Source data
□ □ □ □ □

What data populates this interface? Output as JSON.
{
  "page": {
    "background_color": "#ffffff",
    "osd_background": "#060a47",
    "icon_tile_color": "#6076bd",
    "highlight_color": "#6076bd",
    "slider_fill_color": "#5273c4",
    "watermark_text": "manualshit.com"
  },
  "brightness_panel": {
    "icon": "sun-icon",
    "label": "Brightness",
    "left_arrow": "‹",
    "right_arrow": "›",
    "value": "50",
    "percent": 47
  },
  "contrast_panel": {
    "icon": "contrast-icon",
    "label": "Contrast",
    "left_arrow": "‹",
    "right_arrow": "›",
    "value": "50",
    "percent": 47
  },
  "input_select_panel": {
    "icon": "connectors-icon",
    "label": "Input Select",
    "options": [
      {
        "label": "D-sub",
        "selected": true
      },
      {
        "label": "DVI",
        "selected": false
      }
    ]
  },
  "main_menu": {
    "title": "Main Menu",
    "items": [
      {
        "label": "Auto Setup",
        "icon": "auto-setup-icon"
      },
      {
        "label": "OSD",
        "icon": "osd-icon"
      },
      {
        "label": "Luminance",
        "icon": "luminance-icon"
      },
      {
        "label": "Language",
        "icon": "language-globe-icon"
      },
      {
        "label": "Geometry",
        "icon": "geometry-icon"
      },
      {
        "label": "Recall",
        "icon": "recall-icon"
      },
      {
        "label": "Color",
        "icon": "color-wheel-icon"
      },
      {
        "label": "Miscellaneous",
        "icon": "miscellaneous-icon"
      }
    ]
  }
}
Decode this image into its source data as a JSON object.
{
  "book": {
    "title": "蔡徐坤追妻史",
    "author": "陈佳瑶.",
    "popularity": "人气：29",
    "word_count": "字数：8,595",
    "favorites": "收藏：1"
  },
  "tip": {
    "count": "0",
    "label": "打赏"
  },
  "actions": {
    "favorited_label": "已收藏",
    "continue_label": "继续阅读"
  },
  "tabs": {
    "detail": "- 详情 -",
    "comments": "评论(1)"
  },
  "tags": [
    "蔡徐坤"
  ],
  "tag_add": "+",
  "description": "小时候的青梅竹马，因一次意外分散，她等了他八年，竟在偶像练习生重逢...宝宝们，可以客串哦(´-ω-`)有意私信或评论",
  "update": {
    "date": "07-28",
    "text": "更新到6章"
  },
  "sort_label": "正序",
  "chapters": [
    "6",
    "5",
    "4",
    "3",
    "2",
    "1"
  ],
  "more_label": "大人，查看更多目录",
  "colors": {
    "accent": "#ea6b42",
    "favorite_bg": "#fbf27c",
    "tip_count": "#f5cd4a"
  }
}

□ □ □ □ □

WRITTEN TASK - Exactly as shown, repeat every record.

OUTPUT OF THE EXERCISE -
What data populates this interface? Output as JSON.
{
  "page": {
    "background_color": "#ffffff",
    "osd_background": "#060a47",
    "icon_tile_color": "#6076bd",
    "highlight_color": "#6076bd",
    "slider_fill_color": "#5273c4",
    "watermark_text": "manualshit.com"
  },
  "brightness_panel": {
    "icon": "sun-icon",
    "label": "Brightness",
    "left_arrow": "‹",
    "right_arrow": "›",
    "value": "50",
    "percent": 47
  },
  "contrast_panel": {
    "icon": "contrast-icon",
    "label": "Contrast",
    "left_arrow": "‹",
    "right_arrow": "›",
    "value": "50",
    "percent": 47
  },
  "input_select_panel": {
    "icon": "connectors-icon",
    "label": "Input Select",
    "options": [
      {
        "label": "D-sub",
        "selected": true
      },
      {
        "label": "DVI",
        "selected": false
      }
    ]
  },
  "main_menu": {
    "title": "Main Menu",
    "items": [
      {
        "label": "Auto Setup",
        "icon": "auto-setup-icon"
      },
      {
        "label": "OSD",
        "icon": "osd-icon"
      },
      {
        "label": "Luminance",
        "icon": "luminance-icon"
      },
      {
        "label": "Language",
        "icon": "language-globe-icon"
      },
      {
        "label": "Geometry",
        "icon": "geometry-icon"
      },
      {
        "label": "Recall",
        "icon": "recall-icon"
      },
      {
        "label": "Color",
        "icon": "color-wheel-icon"
      },
      {
        "label": "Miscellaneous",
        "icon": "miscellaneous-icon"
      }
    ]
  }
}
Decode this image into its source data as a JSON object.
{
  "book": {
    "title": "蔡徐坤追妻史",
    "author": "陈佳瑶.",
    "popularity": "人气：29",
    "word_count": "字数：8,595",
    "favorites": "收藏：1"
  },
  "tip": {
    "count": "0",
    "label": "打赏"
  },
  "actions": {
    "favorited_label": "已收藏",
    "continue_label": "继续阅读"
  },
  "tabs": {
    "detail": "- 详情 -",
    "comments": "评论(1)"
  },
  "tags": [
    "蔡徐坤"
  ],
  "tag_add": "+",
  "description": "小时候的青梅竹马，因一次意外分散，她等了他八年，竟在偶像练习生重逢...宝宝们，可以客串哦(´-ω-`)有意私信或评论",
  "update": {
    "date": "07-28",
    "text": "更新到6章"
  },
  "sort_label": "正序",
  "chapters": [
    "6",
    "5",
    "4",
    "3",
    "2",
    "1"
  ],
  "more_label": "大人，查看更多目录",
  "colors": {
    "accent": "#ea6b42",
    "favorite_bg": "#fbf27c",
    "tip_count": "#f5cd4a"
  }
}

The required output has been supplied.